**The input:**
===
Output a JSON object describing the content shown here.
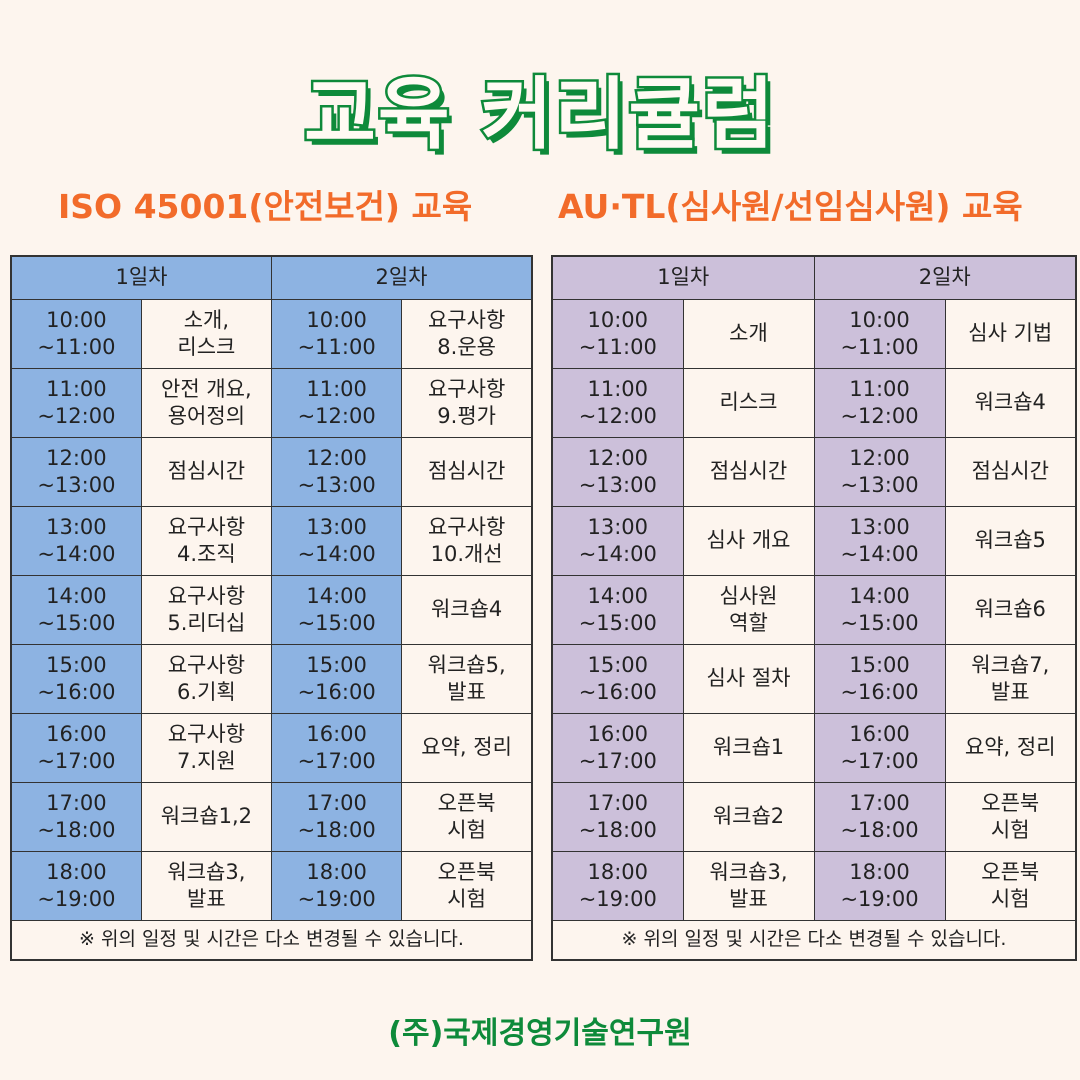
{
  "title": "교육 커리큘럼",
  "colors": {
    "title": "#0e8a3a",
    "subtitle": "#f26b2a",
    "left_header": "#8db3e2",
    "right_header": "#ccc0da",
    "background": "#fdf5ee"
  },
  "tables": [
    {
      "subtitle": "ISO 45001(안전보건) 교육",
      "days": [
        "1일차",
        "2일차"
      ],
      "rows": [
        [
          "10:00\n~11:00",
          "소개,\n리스크",
          "10:00\n~11:00",
          "요구사항\n8.운용"
        ],
        [
          "11:00\n~12:00",
          "안전 개요,\n용어정의",
          "11:00\n~12:00",
          "요구사항\n9.평가"
        ],
        [
          "12:00\n~13:00",
          "점심시간",
          "12:00\n~13:00",
          "점심시간"
        ],
        [
          "13:00\n~14:00",
          "요구사항\n4.조직",
          "13:00\n~14:00",
          "요구사항\n10.개선"
        ],
        [
          "14:00\n~15:00",
          "요구사항\n5.리더십",
          "14:00\n~15:00",
          "워크숍4"
        ],
        [
          "15:00\n~16:00",
          "요구사항\n6.기획",
          "15:00\n~16:00",
          "워크숍5,\n발표"
        ],
        [
          "16:00\n~17:00",
          "요구사항\n7.지원",
          "16:00\n~17:00",
          "요약, 정리"
        ],
        [
          "17:00\n~18:00",
          "워크숍1,2",
          "17:00\n~18:00",
          "오픈북\n시험"
        ],
        [
          "18:00\n~19:00",
          "워크숍3,\n발표",
          "18:00\n~19:00",
          "오픈북\n시험"
        ]
      ],
      "note": "※ 위의 일정 및 시간은 다소 변경될 수 있습니다."
    },
    {
      "subtitle": "AU·TL(심사원/선임심사원) 교육",
      "days": [
        "1일차",
        "2일차"
      ],
      "rows": [
        [
          "10:00\n~11:00",
          "소개",
          "10:00\n~11:00",
          "심사 기법"
        ],
        [
          "11:00\n~12:00",
          "리스크",
          "11:00\n~12:00",
          "워크숍4"
        ],
        [
          "12:00\n~13:00",
          "점심시간",
          "12:00\n~13:00",
          "점심시간"
        ],
        [
          "13:00\n~14:00",
          "심사 개요",
          "13:00\n~14:00",
          "워크숍5"
        ],
        [
          "14:00\n~15:00",
          "심사원\n역할",
          "14:00\n~15:00",
          "워크숍6"
        ],
        [
          "15:00\n~16:00",
          "심사 절차",
          "15:00\n~16:00",
          "워크숍7,\n발표"
        ],
        [
          "16:00\n~17:00",
          "워크숍1",
          "16:00\n~17:00",
          "요약, 정리"
        ],
        [
          "17:00\n~18:00",
          "워크숍2",
          "17:00\n~18:00",
          "오픈북\n시험"
        ],
        [
          "18:00\n~19:00",
          "워크숍3,\n발표",
          "18:00\n~19:00",
          "오픈북\n시험"
        ]
      ],
      "note": "※ 위의 일정 및 시간은 다소 변경될 수 있습니다."
    }
  ],
  "footer": "(주)국제경영기술연구원"
}
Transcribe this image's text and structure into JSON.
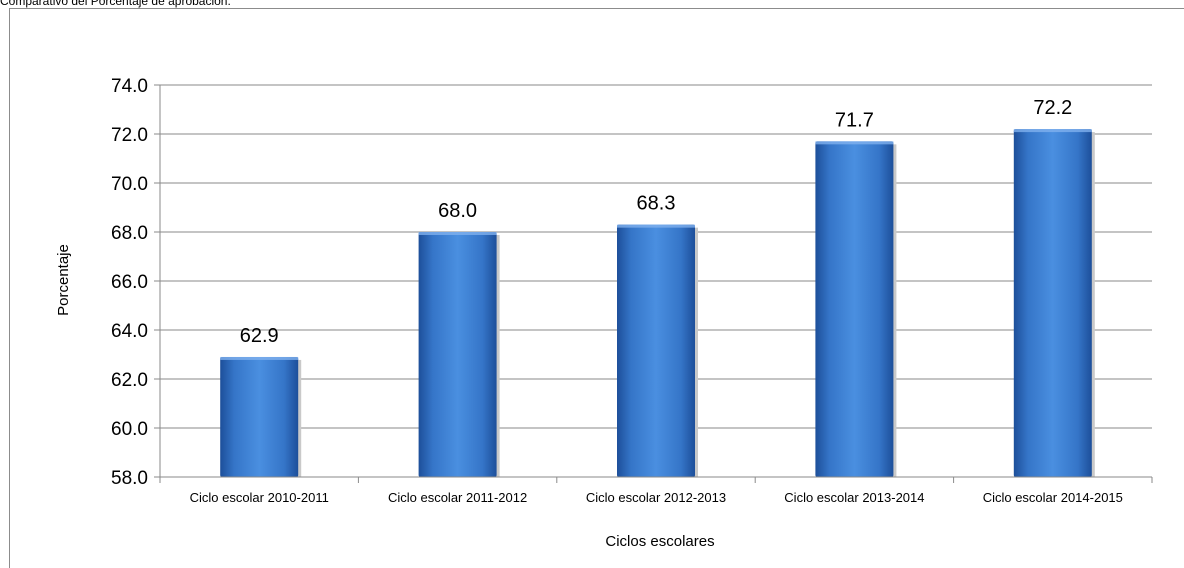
{
  "page": {
    "title": "Comparativo del Porcentaje de aprobación."
  },
  "chart_data": {
    "type": "bar",
    "categories": [
      "Ciclo escolar 2010-2011",
      "Ciclo escolar 2011-2012",
      "Ciclo escolar 2012-2013",
      "Ciclo escolar 2013-2014",
      "Ciclo escolar 2014-2015"
    ],
    "values": [
      62.9,
      68.0,
      68.3,
      71.7,
      72.2
    ],
    "data_labels": [
      "62.9",
      "68.0",
      "68.3",
      "71.7",
      "72.2"
    ],
    "yticks": [
      "58.0",
      "60.0",
      "62.0",
      "64.0",
      "66.0",
      "68.0",
      "70.0",
      "72.0",
      "74.0"
    ],
    "ylim": [
      58,
      74
    ],
    "xlabel": "Ciclos escolares",
    "ylabel": "Porcentaje",
    "grid": true,
    "legend": "none",
    "bar_color": "#3a7dd0"
  }
}
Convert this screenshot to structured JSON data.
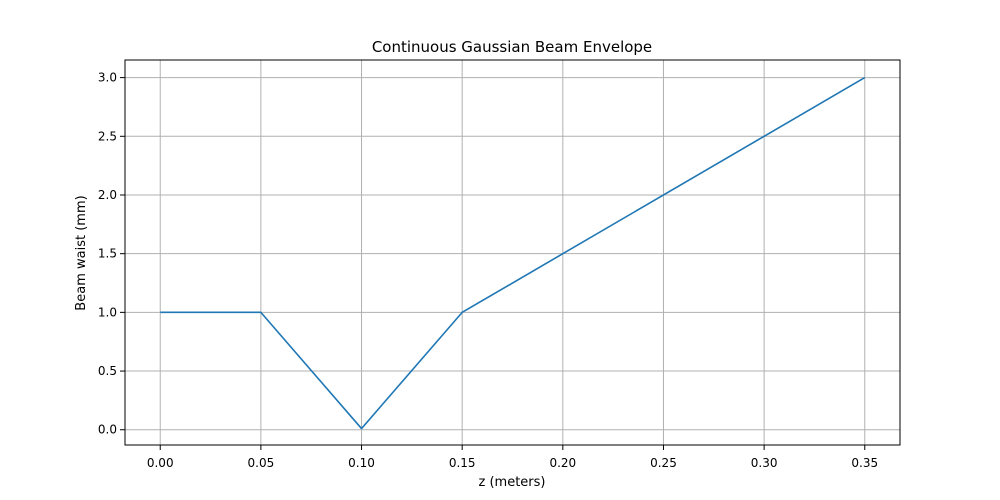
{
  "chart_data": {
    "type": "line",
    "title": "Continuous Gaussian Beam Envelope",
    "xlabel": "z (meters)",
    "ylabel": "Beam waist (mm)",
    "xlim": [
      -0.0175,
      0.3675
    ],
    "ylim": [
      -0.13,
      3.15
    ],
    "xticks": [
      0.0,
      0.05,
      0.1,
      0.15,
      0.2,
      0.25,
      0.3,
      0.35
    ],
    "xtick_labels": [
      "0.00",
      "0.05",
      "0.10",
      "0.15",
      "0.20",
      "0.25",
      "0.30",
      "0.35"
    ],
    "yticks": [
      0.0,
      0.5,
      1.0,
      1.5,
      2.0,
      2.5,
      3.0
    ],
    "ytick_labels": [
      "0.0",
      "0.5",
      "1.0",
      "1.5",
      "2.0",
      "2.5",
      "3.0"
    ],
    "grid": true,
    "series": [
      {
        "color": "#1f77b4",
        "x": [
          0.0,
          0.05,
          0.1,
          0.15,
          0.35
        ],
        "y": [
          1.0,
          1.0,
          0.01,
          1.0,
          3.0
        ]
      }
    ]
  }
}
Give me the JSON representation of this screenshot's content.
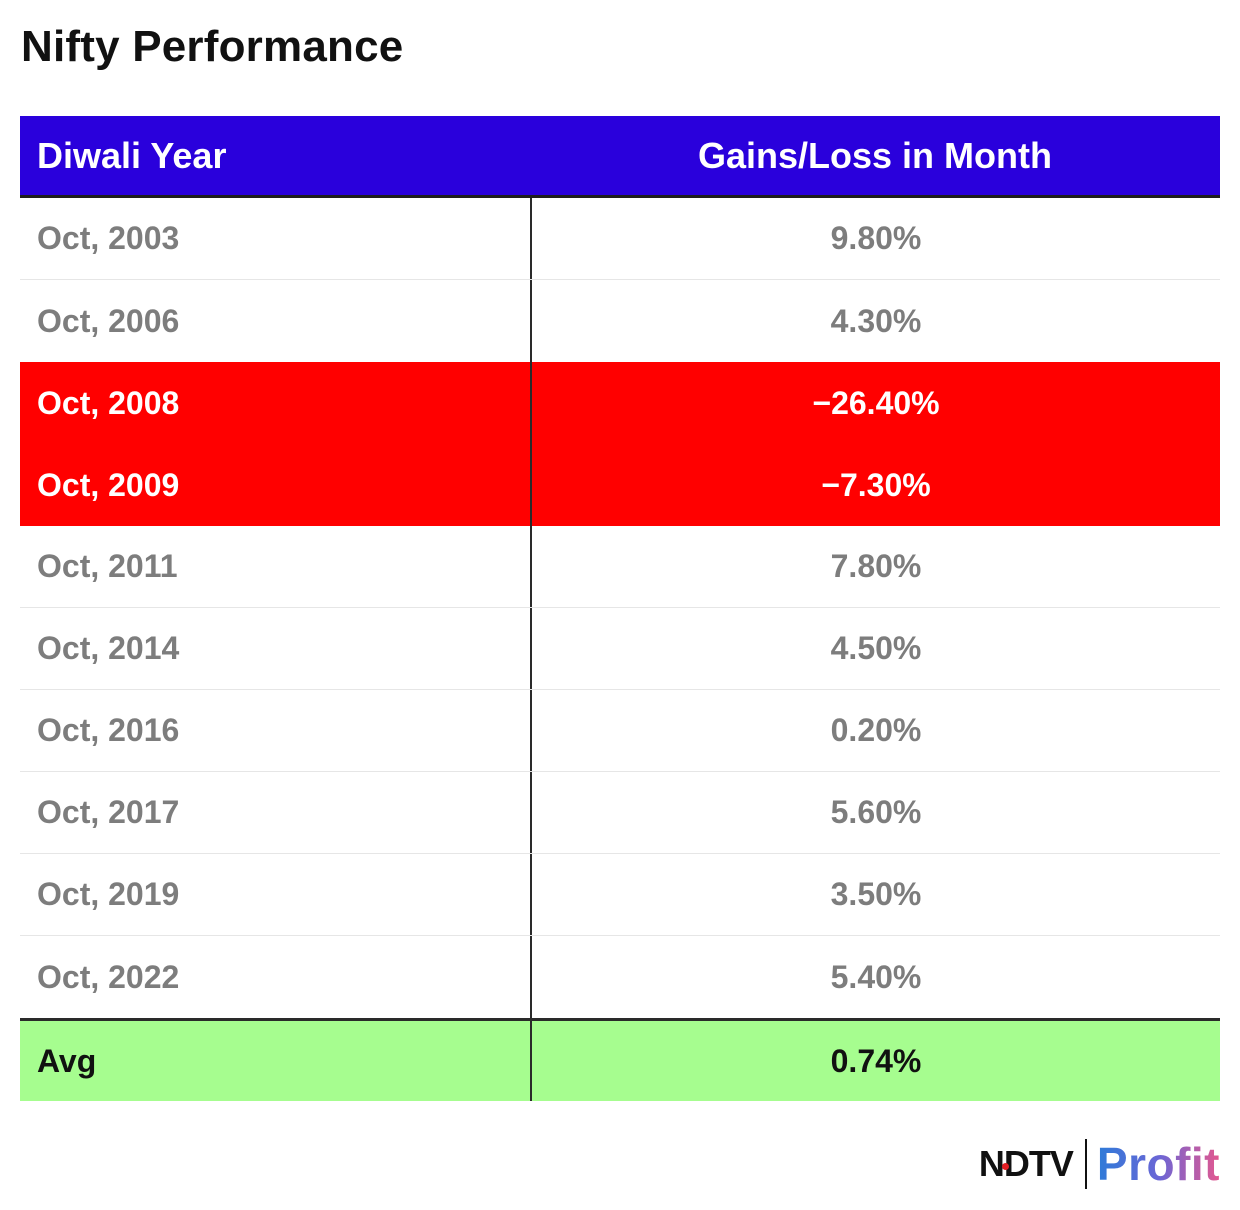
{
  "title": "Nifty Performance",
  "chart_data": {
    "type": "table",
    "title": "Nifty Performance",
    "columns": [
      "Diwali Year",
      "Gains/Loss in Month"
    ],
    "rows": [
      {
        "year": "Oct, 2003",
        "gain": "9.80%",
        "value": 9.8,
        "highlight": "none"
      },
      {
        "year": "Oct, 2006",
        "gain": "4.30%",
        "value": 4.3,
        "highlight": "none"
      },
      {
        "year": "Oct, 2008",
        "gain": "−26.40%",
        "value": -26.4,
        "highlight": "red"
      },
      {
        "year": "Oct, 2009",
        "gain": "−7.30%",
        "value": -7.3,
        "highlight": "red"
      },
      {
        "year": "Oct, 2011",
        "gain": "7.80%",
        "value": 7.8,
        "highlight": "none"
      },
      {
        "year": "Oct, 2014",
        "gain": "4.50%",
        "value": 4.5,
        "highlight": "none"
      },
      {
        "year": "Oct, 2016",
        "gain": "0.20%",
        "value": 0.2,
        "highlight": "none"
      },
      {
        "year": "Oct, 2017",
        "gain": "5.60%",
        "value": 5.6,
        "highlight": "none"
      },
      {
        "year": "Oct, 2019",
        "gain": "3.50%",
        "value": 3.5,
        "highlight": "none"
      },
      {
        "year": "Oct, 2022",
        "gain": "5.40%",
        "value": 5.4,
        "highlight": "none"
      }
    ],
    "summary": {
      "label": "Avg",
      "gain": "0.74%",
      "value": 0.74
    }
  },
  "colors": {
    "header_bg": "#2a00dc",
    "loss_bg": "#ff0000",
    "avg_bg": "#a6fd8f",
    "text_muted": "#7d7d7d"
  },
  "branding": {
    "brand": "NDTV",
    "product": "Profit"
  }
}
===
**Work to do:**
Print every entry above again without changing a word, and omit the pictures.

**Result below:**
Output a JSON object describing the content shown here.
{
  "title": "교육 커리큘럼",
  "colors": {
    "title": "#0e8a3a",
    "subtitle": "#f26b2a",
    "left_header": "#8db3e2",
    "right_header": "#ccc0da",
    "background": "#fdf5ee"
  },
  "tables": [
    {
      "subtitle": "ISO 45001(안전보건) 교육",
      "days": [
        "1일차",
        "2일차"
      ],
      "rows": [
        [
          "10:00\n~11:00",
          "소개,\n리스크",
          "10:00\n~11:00",
          "요구사항\n8.운용"
        ],
        [
          "11:00\n~12:00",
          "안전 개요,\n용어정의",
          "11:00\n~12:00",
          "요구사항\n9.평가"
        ],
        [
          "12:00\n~13:00",
          "점심시간",
          "12:00\n~13:00",
          "점심시간"
        ],
        [
          "13:00\n~14:00",
          "요구사항\n4.조직",
          "13:00\n~14:00",
          "요구사항\n10.개선"
        ],
        [
          "14:00\n~15:00",
          "요구사항\n5.리더십",
          "14:00\n~15:00",
          "워크숍4"
        ],
        [
          "15:00\n~16:00",
          "요구사항\n6.기획",
          "15:00\n~16:00",
          "워크숍5,\n발표"
        ],
        [
          "16:00\n~17:00",
          "요구사항\n7.지원",
          "16:00\n~17:00",
          "요약, 정리"
        ],
        [
          "17:00\n~18:00",
          "워크숍1,2",
          "17:00\n~18:00",
          "오픈북\n시험"
        ],
        [
          "18:00\n~19:00",
          "워크숍3,\n발표",
          "18:00\n~19:00",
          "오픈북\n시험"
        ]
      ],
      "note": "※ 위의 일정 및 시간은 다소 변경될 수 있습니다."
    },
    {
      "subtitle": "AU·TL(심사원/선임심사원) 교육",
      "days": [
        "1일차",
        "2일차"
      ],
      "rows": [
        [
          "10:00\n~11:00",
          "소개",
          "10:00\n~11:00",
          "심사 기법"
        ],
        [
          "11:00\n~12:00",
          "리스크",
          "11:00\n~12:00",
          "워크숍4"
        ],
        [
          "12:00\n~13:00",
          "점심시간",
          "12:00\n~13:00",
          "점심시간"
        ],
        [
          "13:00\n~14:00",
          "심사 개요",
          "13:00\n~14:00",
          "워크숍5"
        ],
        [
          "14:00\n~15:00",
          "심사원\n역할",
          "14:00\n~15:00",
          "워크숍6"
        ],
        [
          "15:00\n~16:00",
          "심사 절차",
          "15:00\n~16:00",
          "워크숍7,\n발표"
        ],
        [
          "16:00\n~17:00",
          "워크숍1",
          "16:00\n~17:00",
          "요약, 정리"
        ],
        [
          "17:00\n~18:00",
          "워크숍2",
          "17:00\n~18:00",
          "오픈북\n시험"
        ],
        [
          "18:00\n~19:00",
          "워크숍3,\n발표",
          "18:00\n~19:00",
          "오픈북\n시험"
        ]
      ],
      "note": "※ 위의 일정 및 시간은 다소 변경될 수 있습니다."
    }
  ],
  "footer": "(주)국제경영기술연구원"
}
Transcribe this image's text and structure into JSON.
{
  "page": {
    "title": "Comparativo del Porcentaje de aprobación."
  },
  "chart_data": {
    "type": "bar",
    "categories": [
      "Ciclo escolar 2010-2011",
      "Ciclo escolar 2011-2012",
      "Ciclo escolar 2012-2013",
      "Ciclo escolar 2013-2014",
      "Ciclo escolar 2014-2015"
    ],
    "values": [
      62.9,
      68.0,
      68.3,
      71.7,
      72.2
    ],
    "data_labels": [
      "62.9",
      "68.0",
      "68.3",
      "71.7",
      "72.2"
    ],
    "yticks": [
      "58.0",
      "60.0",
      "62.0",
      "64.0",
      "66.0",
      "68.0",
      "70.0",
      "72.0",
      "74.0"
    ],
    "ylim": [
      58,
      74
    ],
    "xlabel": "Ciclos escolares",
    "ylabel": "Porcentaje",
    "grid": true,
    "legend": "none",
    "bar_color": "#3a7dd0"
  }
}
Convert this screenshot to structured JSON data.
{
  "chart_data": {
    "type": "line",
    "title": "Continuous Gaussian Beam Envelope",
    "xlabel": "z (meters)",
    "ylabel": "Beam waist (mm)",
    "xlim": [
      -0.0175,
      0.3675
    ],
    "ylim": [
      -0.13,
      3.15
    ],
    "xticks": [
      0.0,
      0.05,
      0.1,
      0.15,
      0.2,
      0.25,
      0.3,
      0.35
    ],
    "xtick_labels": [
      "0.00",
      "0.05",
      "0.10",
      "0.15",
      "0.20",
      "0.25",
      "0.30",
      "0.35"
    ],
    "yticks": [
      0.0,
      0.5,
      1.0,
      1.5,
      2.0,
      2.5,
      3.0
    ],
    "ytick_labels": [
      "0.0",
      "0.5",
      "1.0",
      "1.5",
      "2.0",
      "2.5",
      "3.0"
    ],
    "grid": true,
    "series": [
      {
        "color": "#1f77b4",
        "x": [
          0.0,
          0.05,
          0.1,
          0.15,
          0.35
        ],
        "y": [
          1.0,
          1.0,
          0.01,
          1.0,
          3.0
        ]
      }
    ]
  }
}
Give me the JSON representation of this screenshot's content.
{
  "title": "Nifty Performance",
  "chart_data": {
    "type": "table",
    "title": "Nifty Performance",
    "columns": [
      "Diwali Year",
      "Gains/Loss in Month"
    ],
    "rows": [
      {
        "year": "Oct, 2003",
        "gain": "9.80%",
        "value": 9.8,
        "highlight": "none"
      },
      {
        "year": "Oct, 2006",
        "gain": "4.30%",
        "value": 4.3,
        "highlight": "none"
      },
      {
        "year": "Oct, 2008",
        "gain": "−26.40%",
        "value": -26.4,
        "highlight": "red"
      },
      {
        "year": "Oct, 2009",
        "gain": "−7.30%",
        "value": -7.3,
        "highlight": "red"
      },
      {
        "year": "Oct, 2011",
        "gain": "7.80%",
        "value": 7.8,
        "highlight": "none"
      },
      {
        "year": "Oct, 2014",
        "gain": "4.50%",
        "value": 4.5,
        "highlight": "none"
      },
      {
        "year": "Oct, 2016",
        "gain": "0.20%",
        "value": 0.2,
        "highlight": "none"
      },
      {
        "year": "Oct, 2017",
        "gain": "5.60%",
        "value": 5.6,
        "highlight": "none"
      },
      {
        "year": "Oct, 2019",
        "gain": "3.50%",
        "value": 3.5,
        "highlight": "none"
      },
      {
        "year": "Oct, 2022",
        "gain": "5.40%",
        "value": 5.4,
        "highlight": "none"
      }
    ],
    "summary": {
      "label": "Avg",
      "gain": "0.74%",
      "value": 0.74
    }
  },
  "colors": {
    "header_bg": "#2a00dc",
    "loss_bg": "#ff0000",
    "avg_bg": "#a6fd8f",
    "text_muted": "#7d7d7d"
  },
  "branding": {
    "brand": "NDTV",
    "product": "Profit"
  }
}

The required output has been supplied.